- [STORED RECORDS]
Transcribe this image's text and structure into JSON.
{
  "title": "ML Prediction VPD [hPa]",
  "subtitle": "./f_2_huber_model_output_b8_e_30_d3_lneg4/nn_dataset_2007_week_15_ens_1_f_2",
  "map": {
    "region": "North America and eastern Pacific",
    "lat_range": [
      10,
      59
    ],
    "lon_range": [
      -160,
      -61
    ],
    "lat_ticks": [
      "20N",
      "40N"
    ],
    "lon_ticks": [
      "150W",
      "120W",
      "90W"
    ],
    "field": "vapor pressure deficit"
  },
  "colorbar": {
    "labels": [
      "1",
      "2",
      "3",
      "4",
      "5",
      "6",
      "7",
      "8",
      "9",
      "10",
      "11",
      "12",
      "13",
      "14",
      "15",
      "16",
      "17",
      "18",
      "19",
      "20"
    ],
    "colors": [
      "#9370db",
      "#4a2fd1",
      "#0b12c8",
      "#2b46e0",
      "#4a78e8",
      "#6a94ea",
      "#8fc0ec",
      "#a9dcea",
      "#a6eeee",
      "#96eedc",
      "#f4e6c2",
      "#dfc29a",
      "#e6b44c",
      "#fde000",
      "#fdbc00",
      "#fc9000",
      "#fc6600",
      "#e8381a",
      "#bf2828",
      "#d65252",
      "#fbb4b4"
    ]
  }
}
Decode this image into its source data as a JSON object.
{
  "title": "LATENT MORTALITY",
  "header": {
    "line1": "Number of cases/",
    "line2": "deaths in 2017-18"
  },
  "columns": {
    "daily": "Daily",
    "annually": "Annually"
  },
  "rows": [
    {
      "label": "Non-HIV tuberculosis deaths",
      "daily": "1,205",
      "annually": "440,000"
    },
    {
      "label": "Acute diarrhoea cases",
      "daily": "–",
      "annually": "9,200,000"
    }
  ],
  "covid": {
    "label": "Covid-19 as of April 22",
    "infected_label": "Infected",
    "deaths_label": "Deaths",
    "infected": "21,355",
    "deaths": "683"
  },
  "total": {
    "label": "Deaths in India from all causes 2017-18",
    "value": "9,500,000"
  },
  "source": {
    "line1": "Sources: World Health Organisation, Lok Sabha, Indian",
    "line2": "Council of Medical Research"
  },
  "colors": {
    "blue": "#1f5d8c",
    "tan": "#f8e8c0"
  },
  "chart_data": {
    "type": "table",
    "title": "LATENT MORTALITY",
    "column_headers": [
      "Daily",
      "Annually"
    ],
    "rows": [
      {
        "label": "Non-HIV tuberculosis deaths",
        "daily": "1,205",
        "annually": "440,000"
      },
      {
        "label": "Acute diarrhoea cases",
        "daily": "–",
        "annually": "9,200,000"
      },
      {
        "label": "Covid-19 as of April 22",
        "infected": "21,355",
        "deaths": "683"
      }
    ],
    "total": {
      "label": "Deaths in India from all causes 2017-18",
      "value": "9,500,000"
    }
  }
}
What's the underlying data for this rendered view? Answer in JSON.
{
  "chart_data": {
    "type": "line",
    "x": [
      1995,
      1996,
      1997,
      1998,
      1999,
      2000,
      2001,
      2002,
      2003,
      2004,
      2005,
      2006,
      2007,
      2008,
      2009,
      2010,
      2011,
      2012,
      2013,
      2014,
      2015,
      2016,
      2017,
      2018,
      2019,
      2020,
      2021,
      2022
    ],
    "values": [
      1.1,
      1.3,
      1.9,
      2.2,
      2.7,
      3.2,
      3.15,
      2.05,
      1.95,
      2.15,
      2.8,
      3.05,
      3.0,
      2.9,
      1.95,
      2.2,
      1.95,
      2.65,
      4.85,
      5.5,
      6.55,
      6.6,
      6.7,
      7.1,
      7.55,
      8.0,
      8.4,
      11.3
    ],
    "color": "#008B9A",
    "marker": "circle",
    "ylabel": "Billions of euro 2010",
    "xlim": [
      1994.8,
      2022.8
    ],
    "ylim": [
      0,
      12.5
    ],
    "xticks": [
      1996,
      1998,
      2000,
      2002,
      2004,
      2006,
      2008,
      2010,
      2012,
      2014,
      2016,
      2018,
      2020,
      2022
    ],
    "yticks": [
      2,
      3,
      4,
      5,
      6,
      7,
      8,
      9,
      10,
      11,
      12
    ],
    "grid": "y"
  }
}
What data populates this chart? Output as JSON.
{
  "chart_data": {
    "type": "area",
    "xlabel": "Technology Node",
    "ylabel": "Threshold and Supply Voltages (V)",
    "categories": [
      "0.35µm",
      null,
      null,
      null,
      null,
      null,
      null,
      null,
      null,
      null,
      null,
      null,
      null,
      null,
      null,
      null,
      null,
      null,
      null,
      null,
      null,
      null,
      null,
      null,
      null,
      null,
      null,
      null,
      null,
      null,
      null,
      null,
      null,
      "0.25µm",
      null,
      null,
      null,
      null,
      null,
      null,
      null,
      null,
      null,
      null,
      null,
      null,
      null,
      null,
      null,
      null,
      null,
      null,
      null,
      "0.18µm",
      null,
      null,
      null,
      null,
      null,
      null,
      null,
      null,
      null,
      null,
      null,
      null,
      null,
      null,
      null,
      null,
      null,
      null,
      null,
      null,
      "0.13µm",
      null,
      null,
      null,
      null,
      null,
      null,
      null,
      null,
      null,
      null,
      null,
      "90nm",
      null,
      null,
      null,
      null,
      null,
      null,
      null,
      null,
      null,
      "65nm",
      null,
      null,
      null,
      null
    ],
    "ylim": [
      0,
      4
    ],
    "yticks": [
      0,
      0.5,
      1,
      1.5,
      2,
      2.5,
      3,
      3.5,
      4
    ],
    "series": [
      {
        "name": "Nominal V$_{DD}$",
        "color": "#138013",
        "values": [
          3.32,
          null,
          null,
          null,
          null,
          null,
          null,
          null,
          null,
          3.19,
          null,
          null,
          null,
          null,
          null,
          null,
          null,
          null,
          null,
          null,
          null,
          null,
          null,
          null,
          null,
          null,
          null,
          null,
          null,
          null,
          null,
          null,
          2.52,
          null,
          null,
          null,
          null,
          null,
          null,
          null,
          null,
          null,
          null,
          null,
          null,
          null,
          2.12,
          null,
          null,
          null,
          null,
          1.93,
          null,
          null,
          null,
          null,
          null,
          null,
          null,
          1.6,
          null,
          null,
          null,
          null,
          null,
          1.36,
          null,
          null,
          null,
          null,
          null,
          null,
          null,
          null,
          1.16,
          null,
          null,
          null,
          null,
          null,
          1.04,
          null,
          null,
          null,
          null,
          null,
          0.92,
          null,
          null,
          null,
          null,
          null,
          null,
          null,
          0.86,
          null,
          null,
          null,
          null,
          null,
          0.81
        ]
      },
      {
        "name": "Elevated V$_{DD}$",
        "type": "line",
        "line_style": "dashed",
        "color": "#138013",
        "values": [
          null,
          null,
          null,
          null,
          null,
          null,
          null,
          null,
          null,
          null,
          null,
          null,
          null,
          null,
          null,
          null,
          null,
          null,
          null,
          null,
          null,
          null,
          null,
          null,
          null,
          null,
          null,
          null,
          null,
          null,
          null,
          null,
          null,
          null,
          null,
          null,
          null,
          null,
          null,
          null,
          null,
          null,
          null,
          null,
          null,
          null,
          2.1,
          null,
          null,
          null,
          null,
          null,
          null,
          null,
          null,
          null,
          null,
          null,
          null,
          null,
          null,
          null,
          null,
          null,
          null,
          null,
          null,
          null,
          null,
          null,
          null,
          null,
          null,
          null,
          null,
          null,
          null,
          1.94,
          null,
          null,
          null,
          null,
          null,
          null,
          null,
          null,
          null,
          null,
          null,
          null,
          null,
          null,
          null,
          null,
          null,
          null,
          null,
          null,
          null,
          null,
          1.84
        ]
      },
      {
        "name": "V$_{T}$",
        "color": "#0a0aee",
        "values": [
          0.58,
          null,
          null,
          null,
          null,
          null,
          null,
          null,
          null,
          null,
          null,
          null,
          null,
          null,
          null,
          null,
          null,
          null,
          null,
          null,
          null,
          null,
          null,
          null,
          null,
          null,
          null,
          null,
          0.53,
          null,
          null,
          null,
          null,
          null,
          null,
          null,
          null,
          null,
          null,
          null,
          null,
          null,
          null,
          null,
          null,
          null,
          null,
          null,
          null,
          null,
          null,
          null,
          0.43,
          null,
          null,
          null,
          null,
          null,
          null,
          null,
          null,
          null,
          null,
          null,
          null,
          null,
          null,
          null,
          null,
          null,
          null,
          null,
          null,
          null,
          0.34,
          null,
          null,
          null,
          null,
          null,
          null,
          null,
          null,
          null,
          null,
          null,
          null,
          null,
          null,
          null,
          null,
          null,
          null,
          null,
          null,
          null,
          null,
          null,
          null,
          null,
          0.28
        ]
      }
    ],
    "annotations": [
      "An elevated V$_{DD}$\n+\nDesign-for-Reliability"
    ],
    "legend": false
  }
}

- [SHORT TASK]
Say, as a single number and nothing more, how many lines of the entries contain the word "this".

- [FINISHED EXERCISE]
4